TASK TO COMPLETE: Each line of the listing must be transcribed exactly, except for the images, which should be excluded.

SOURCE DATA:
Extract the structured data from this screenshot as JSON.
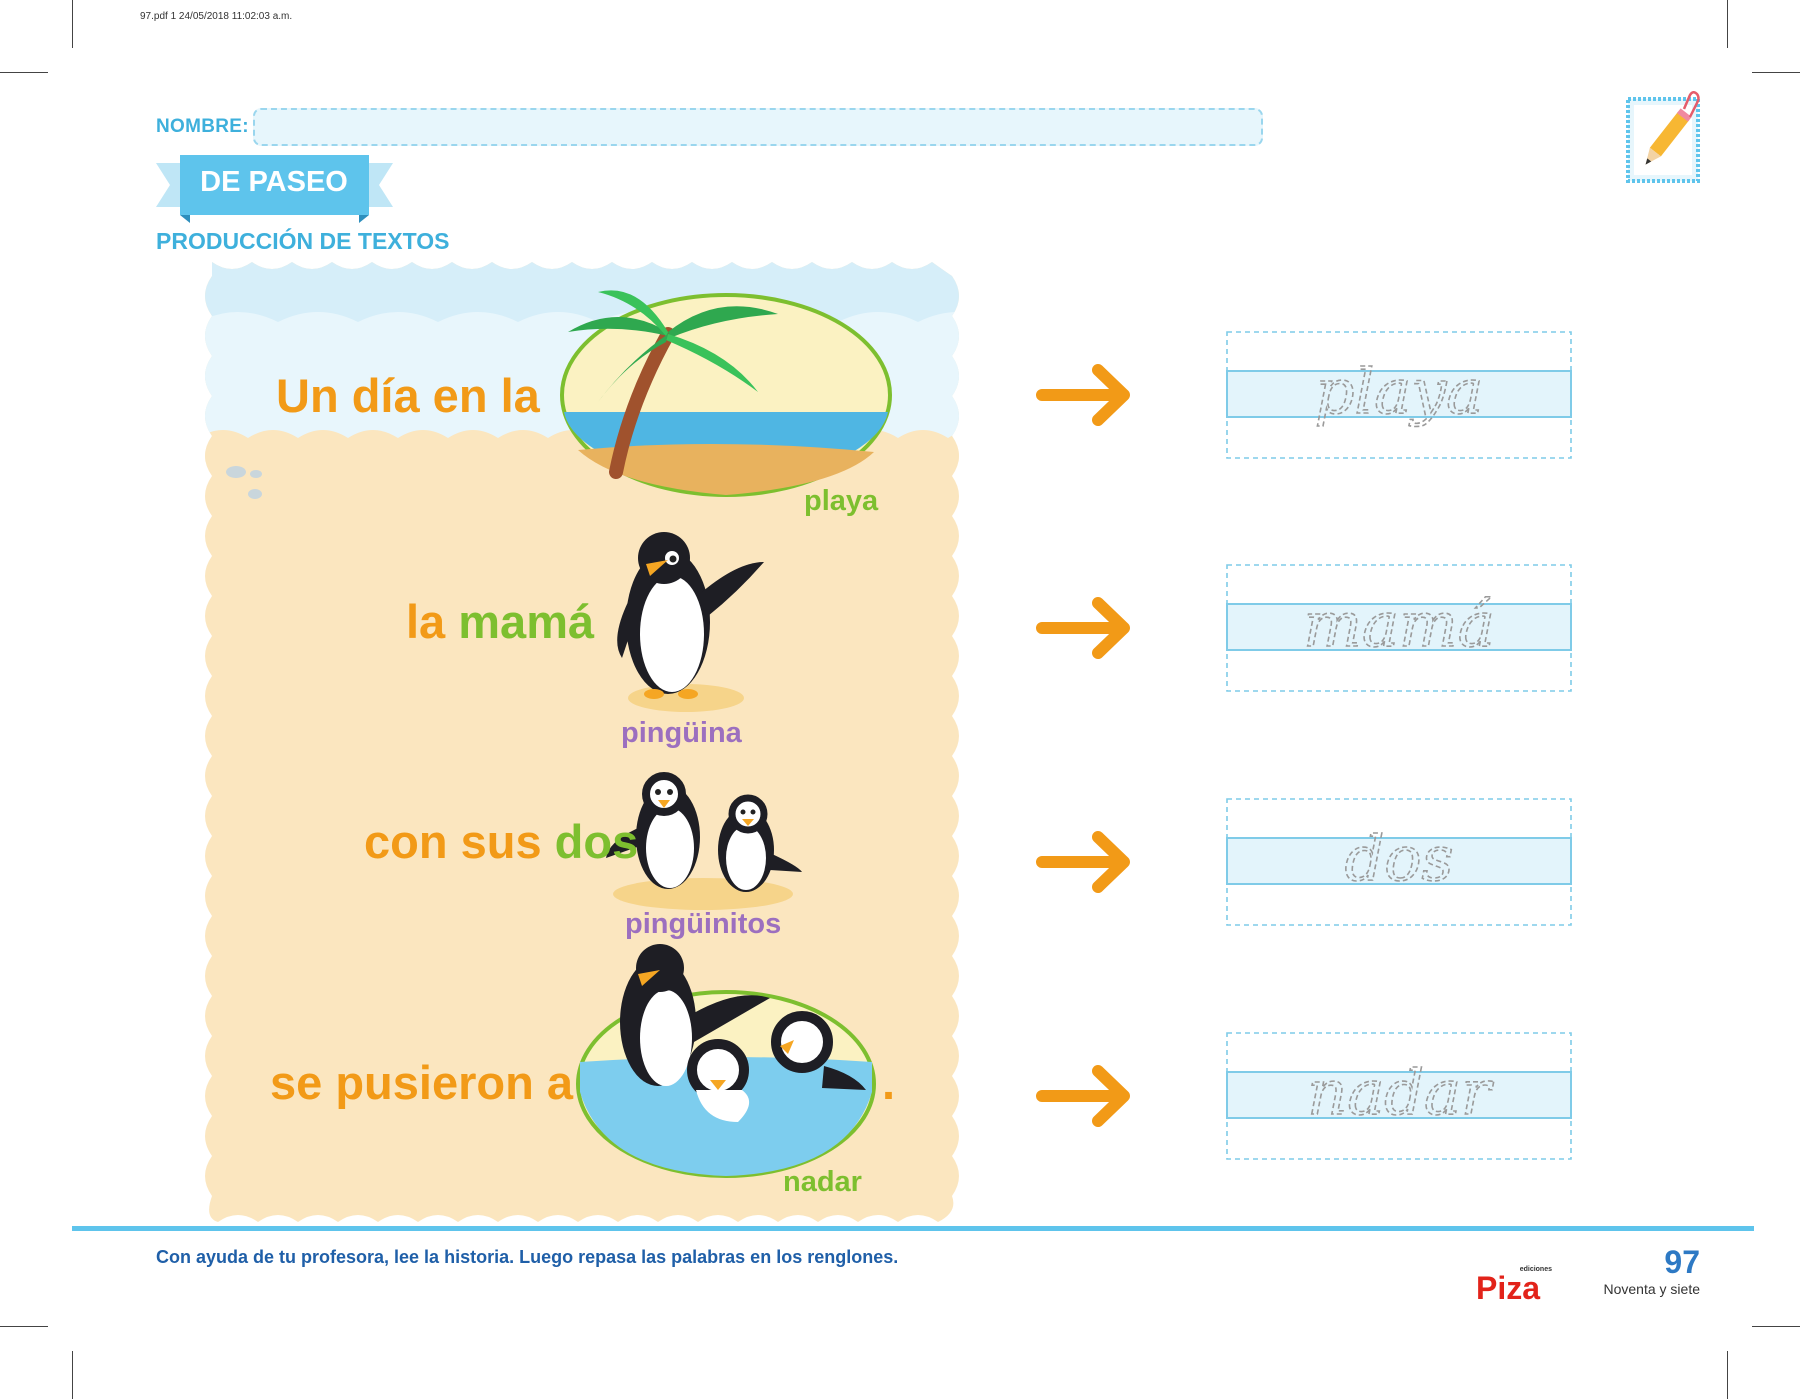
{
  "file_info": "97.pdf   1   24/05/2018   11:02:03 a.m.",
  "header": {
    "name_label": "NOMBRE:",
    "name_value": "",
    "ribbon_title": "DE PASEO",
    "subtitle": "PRODUCCIÓN DE TEXTOS"
  },
  "story": [
    {
      "parts": [
        {
          "text": "Un día en la",
          "color": "orange"
        }
      ],
      "caption": "playa",
      "caption_color": "green",
      "trace_word": "playa",
      "illustration": "palm-beach-illustration"
    },
    {
      "parts": [
        {
          "text": "la ",
          "color": "orange"
        },
        {
          "text": "mamá",
          "color": "green"
        }
      ],
      "caption": "pingüina",
      "caption_color": "purple",
      "trace_word": "mamá",
      "illustration": "mother-penguin-illustration"
    },
    {
      "parts": [
        {
          "text": "con sus ",
          "color": "orange"
        },
        {
          "text": "dos",
          "color": "green"
        }
      ],
      "caption": "pingüinitos",
      "caption_color": "purple",
      "trace_word": "dos",
      "illustration": "two-penguins-illustration"
    },
    {
      "parts": [
        {
          "text": "se pusieron a",
          "color": "orange"
        }
      ],
      "end_mark": ".",
      "caption": "nadar",
      "caption_color": "green",
      "trace_word": "nadar",
      "illustration": "penguins-swimming-illustration"
    }
  ],
  "colors": {
    "orange": "#f29a17",
    "green": "#7dbf2f",
    "purple": "#9c6fbf",
    "accent_blue": "#5ec4ec",
    "sand": "#fbe6bf",
    "trace_band": "#e3f4fb"
  },
  "footer": {
    "instructions": "Con ayuda de tu profesora, lee la historia. Luego repasa las palabras en los renglones.",
    "publisher_small": "ediciones",
    "publisher_name": "Piza",
    "page_number": "97",
    "page_number_words": "Noventa y siete"
  },
  "icons": [
    "pencil-icon",
    "paperclip-icon",
    "arrow-right-icon"
  ]
}
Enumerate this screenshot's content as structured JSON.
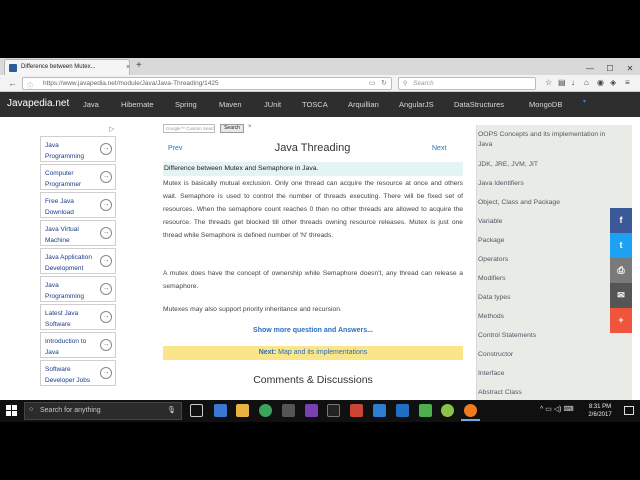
{
  "browser": {
    "tab_title": "Difference between Mutex...",
    "tab_close": "×",
    "new_tab": "+",
    "url": "https://www.javapedia.net/module/Java/Java-Threading/1425",
    "search_placeholder": "Search",
    "window_controls": [
      "—",
      "☐",
      "✕"
    ]
  },
  "site": {
    "logo": "Javapedia.net",
    "nav": [
      "Java",
      "Hibernate",
      "Spring",
      "Maven",
      "JUnit",
      "TOSCA",
      "Arquillian",
      "AngularJS",
      "DataStructures",
      "MongoDB"
    ],
    "nav_more": "▾"
  },
  "ads": {
    "adchoices": "▷",
    "items": [
      "Java Programming",
      "Computer Programmer",
      "Free Java Download",
      "Java Virtual Machine",
      "Java Application Development",
      "Java Programming",
      "Latest Java Software",
      "Introduction to Java",
      "Software Developer Jobs"
    ],
    "arrow": "→"
  },
  "gsearch": {
    "placeholder": "Google™ Custom Search",
    "button": "Search",
    "clear": "×"
  },
  "main": {
    "prev": "Prev",
    "title": "Java Threading",
    "next": "Next",
    "question": "Difference between Mutex and Semaphore in Java.",
    "para1": "Mutex is basically mutual exclusion. Only one thread can acquire the resource at once and others wait. Semaphore is used to control the number of threads executing. There will be fixed set of resources. When the semaphore count reaches 0 then no other threads are allowed to acquire the resource. The threads get blocked till other threads owning resource releases. Mutex is just one thread while Semaphore is defined number of 'N' threads.",
    "para2": "A mutex does have the concept of ownership while Semaphore doesn't, any thread can release a semaphore.",
    "para3": "Mutexes may also support priority inheritance and recursion.",
    "show_more": "Show more question and Answers...",
    "next_label": "Next:",
    "next_text": "Map and its implementations",
    "comments": "Comments & Discussions"
  },
  "sidebar": {
    "items": [
      "OOPS Concepts and its implementation in Java",
      "JDK, JRE, JVM, JIT",
      "Java Identifiers",
      "Object, Class and Package",
      "Variable",
      "Package",
      "Operators",
      "Modifiers",
      "Data types",
      "Methods",
      "Control Statements",
      "Constructor",
      "Interface",
      "Abstract Class"
    ]
  },
  "share": {
    "buttons": [
      "f",
      "t",
      "⎙",
      "✉",
      "+"
    ],
    "colors": [
      "#3b5998",
      "#1da1f2",
      "#7a7a7a",
      "#555555",
      "#f0543c"
    ]
  },
  "taskbar": {
    "search_placeholder": "Search for anything",
    "time": "8:31 PM",
    "date": "2/6/2017",
    "tray": "^ ▭ ◁) ⌨"
  }
}
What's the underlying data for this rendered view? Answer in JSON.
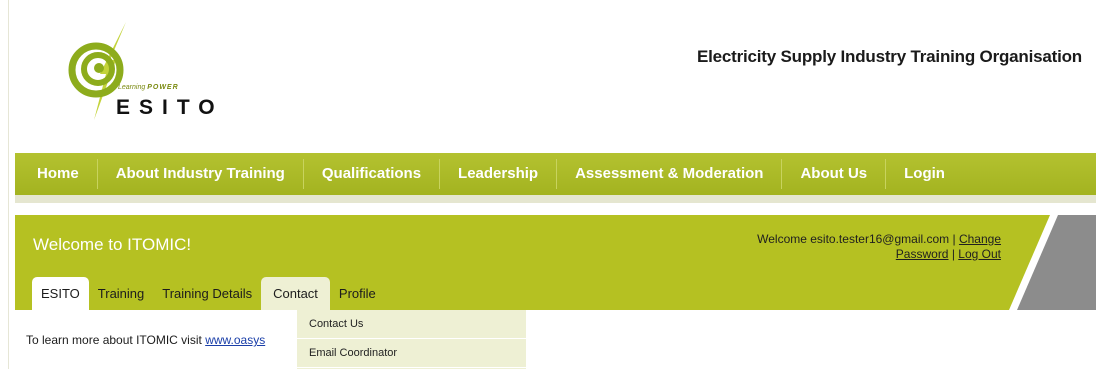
{
  "logo": {
    "tagline_prefix": "Learning",
    "tagline_power": "POWER",
    "wordmark": "ESITO",
    "colors": {
      "swirl": "#8dac1c",
      "lightning": "#c3d33a"
    }
  },
  "header": {
    "org_name": "Electricity Supply Industry Training Organisation"
  },
  "main_nav": {
    "items": [
      {
        "label": "Home"
      },
      {
        "label": "About Industry Training"
      },
      {
        "label": "Qualifications"
      },
      {
        "label": "Leadership"
      },
      {
        "label": "Assessment & Moderation"
      },
      {
        "label": "About Us"
      },
      {
        "label": "Login"
      }
    ]
  },
  "welcome": {
    "title": "Welcome to ITOMIC!",
    "greeting": "Welcome esito.tester16@gmail.com |",
    "change_password_part1": "Change",
    "change_password_part2": "Password",
    "separator": "|",
    "logout": "Log Out"
  },
  "sub_tabs": {
    "items": [
      {
        "label": "ESITO",
        "state": "active"
      },
      {
        "label": "Training"
      },
      {
        "label": "Training Details"
      },
      {
        "label": "Contact",
        "state": "open"
      },
      {
        "label": "Profile"
      }
    ]
  },
  "content": {
    "intro_text": "To learn more about ITOMIC visit",
    "intro_link": "www.oasys"
  },
  "dropdown": {
    "items": [
      {
        "label": "Contact Us"
      },
      {
        "label": "Email Coordinator"
      }
    ]
  },
  "colors": {
    "nav_green": "#a8b825",
    "bar_green": "#b5c122",
    "dropdown_bg": "#eef0d4",
    "grey_accent": "#8c8c8c"
  }
}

THE OUTPUT:
Extract the structured data from this screenshot as JSON.
{
  "file_info": "97.pdf   1   24/05/2018   11:02:03 a.m.",
  "header": {
    "name_label": "NOMBRE:",
    "name_value": "",
    "ribbon_title": "DE PASEO",
    "subtitle": "PRODUCCIÓN DE TEXTOS"
  },
  "story": [
    {
      "parts": [
        {
          "text": "Un día en la",
          "color": "orange"
        }
      ],
      "caption": "playa",
      "caption_color": "green",
      "trace_word": "playa",
      "illustration": "palm-beach-illustration"
    },
    {
      "parts": [
        {
          "text": "la ",
          "color": "orange"
        },
        {
          "text": "mamá",
          "color": "green"
        }
      ],
      "caption": "pingüina",
      "caption_color": "purple",
      "trace_word": "mamá",
      "illustration": "mother-penguin-illustration"
    },
    {
      "parts": [
        {
          "text": "con sus ",
          "color": "orange"
        },
        {
          "text": "dos",
          "color": "green"
        }
      ],
      "caption": "pingüinitos",
      "caption_color": "purple",
      "trace_word": "dos",
      "illustration": "two-penguins-illustration"
    },
    {
      "parts": [
        {
          "text": "se pusieron a",
          "color": "orange"
        }
      ],
      "end_mark": ".",
      "caption": "nadar",
      "caption_color": "green",
      "trace_word": "nadar",
      "illustration": "penguins-swimming-illustration"
    }
  ],
  "colors": {
    "orange": "#f29a17",
    "green": "#7dbf2f",
    "purple": "#9c6fbf",
    "accent_blue": "#5ec4ec",
    "sand": "#fbe6bf",
    "trace_band": "#e3f4fb"
  },
  "footer": {
    "instructions": "Con ayuda de tu profesora, lee la historia. Luego repasa las palabras en los renglones.",
    "publisher_small": "ediciones",
    "publisher_name": "Piza",
    "page_number": "97",
    "page_number_words": "Noventa y siete"
  },
  "icons": [
    "pencil-icon",
    "paperclip-icon",
    "arrow-right-icon"
  ]
}
Enumerate this screenshot's content as structured JSON.
{
  "browser": {
    "tab_title": "Difference between Mutex...",
    "tab_close": "×",
    "new_tab": "+",
    "url": "https://www.javapedia.net/module/Java/Java-Threading/1425",
    "search_placeholder": "Search",
    "window_controls": [
      "—",
      "☐",
      "✕"
    ]
  },
  "site": {
    "logo": "Javapedia.net",
    "nav": [
      "Java",
      "Hibernate",
      "Spring",
      "Maven",
      "JUnit",
      "TOSCA",
      "Arquillian",
      "AngularJS",
      "DataStructures",
      "MongoDB"
    ],
    "nav_more": "▾"
  },
  "ads": {
    "adchoices": "▷",
    "items": [
      "Java Programming",
      "Computer Programmer",
      "Free Java Download",
      "Java Virtual Machine",
      "Java Application Development",
      "Java Programming",
      "Latest Java Software",
      "Introduction to Java",
      "Software Developer Jobs"
    ],
    "arrow": "→"
  },
  "gsearch": {
    "placeholder": "Google™ Custom Search",
    "button": "Search",
    "clear": "×"
  },
  "main": {
    "prev": "Prev",
    "title": "Java Threading",
    "next": "Next",
    "question": "Difference between Mutex and Semaphore in Java.",
    "para1": "Mutex is basically mutual exclusion. Only one thread can acquire the resource at once and others wait. Semaphore is used to control the number of threads executing. There will be fixed set of resources. When the semaphore count reaches 0 then no other threads are allowed to acquire the resource. The threads get blocked till other threads owning resource releases. Mutex is just one thread while Semaphore is defined number of 'N' threads.",
    "para2": "A mutex does have the concept of ownership while Semaphore doesn't, any thread can release a semaphore.",
    "para3": "Mutexes may also support priority inheritance and recursion.",
    "show_more": "Show more question and Answers...",
    "next_label": "Next:",
    "next_text": "Map and its implementations",
    "comments": "Comments & Discussions"
  },
  "sidebar": {
    "items": [
      "OOPS Concepts and its implementation in Java",
      "JDK, JRE, JVM, JIT",
      "Java Identifiers",
      "Object, Class and Package",
      "Variable",
      "Package",
      "Operators",
      "Modifiers",
      "Data types",
      "Methods",
      "Control Statements",
      "Constructor",
      "Interface",
      "Abstract Class"
    ]
  },
  "share": {
    "buttons": [
      "f",
      "t",
      "⎙",
      "✉",
      "+"
    ],
    "colors": [
      "#3b5998",
      "#1da1f2",
      "#7a7a7a",
      "#555555",
      "#f0543c"
    ]
  },
  "taskbar": {
    "search_placeholder": "Search for anything",
    "time": "8:31 PM",
    "date": "2/6/2017",
    "tray": "^ ▭ ◁) ⌨"
  }
}
What's the underlying data for this rendered view? Answer in JSON.
{
  "logo": {
    "tagline_prefix": "Learning",
    "tagline_power": "POWER",
    "wordmark": "ESITO",
    "colors": {
      "swirl": "#8dac1c",
      "lightning": "#c3d33a"
    }
  },
  "header": {
    "org_name": "Electricity Supply Industry Training Organisation"
  },
  "main_nav": {
    "items": [
      {
        "label": "Home"
      },
      {
        "label": "About Industry Training"
      },
      {
        "label": "Qualifications"
      },
      {
        "label": "Leadership"
      },
      {
        "label": "Assessment & Moderation"
      },
      {
        "label": "About Us"
      },
      {
        "label": "Login"
      }
    ]
  },
  "welcome": {
    "title": "Welcome to ITOMIC!",
    "greeting": "Welcome esito.tester16@gmail.com |",
    "change_password_part1": "Change",
    "change_password_part2": "Password",
    "separator": "|",
    "logout": "Log Out"
  },
  "sub_tabs": {
    "items": [
      {
        "label": "ESITO",
        "state": "active"
      },
      {
        "label": "Training"
      },
      {
        "label": "Training Details"
      },
      {
        "label": "Contact",
        "state": "open"
      },
      {
        "label": "Profile"
      }
    ]
  },
  "content": {
    "intro_text": "To learn more about ITOMIC visit",
    "intro_link": "www.oasys"
  },
  "dropdown": {
    "items": [
      {
        "label": "Contact Us"
      },
      {
        "label": "Email Coordinator"
      }
    ]
  },
  "colors": {
    "nav_green": "#a8b825",
    "bar_green": "#b5c122",
    "dropdown_bg": "#eef0d4",
    "grey_accent": "#8c8c8c"
  }
}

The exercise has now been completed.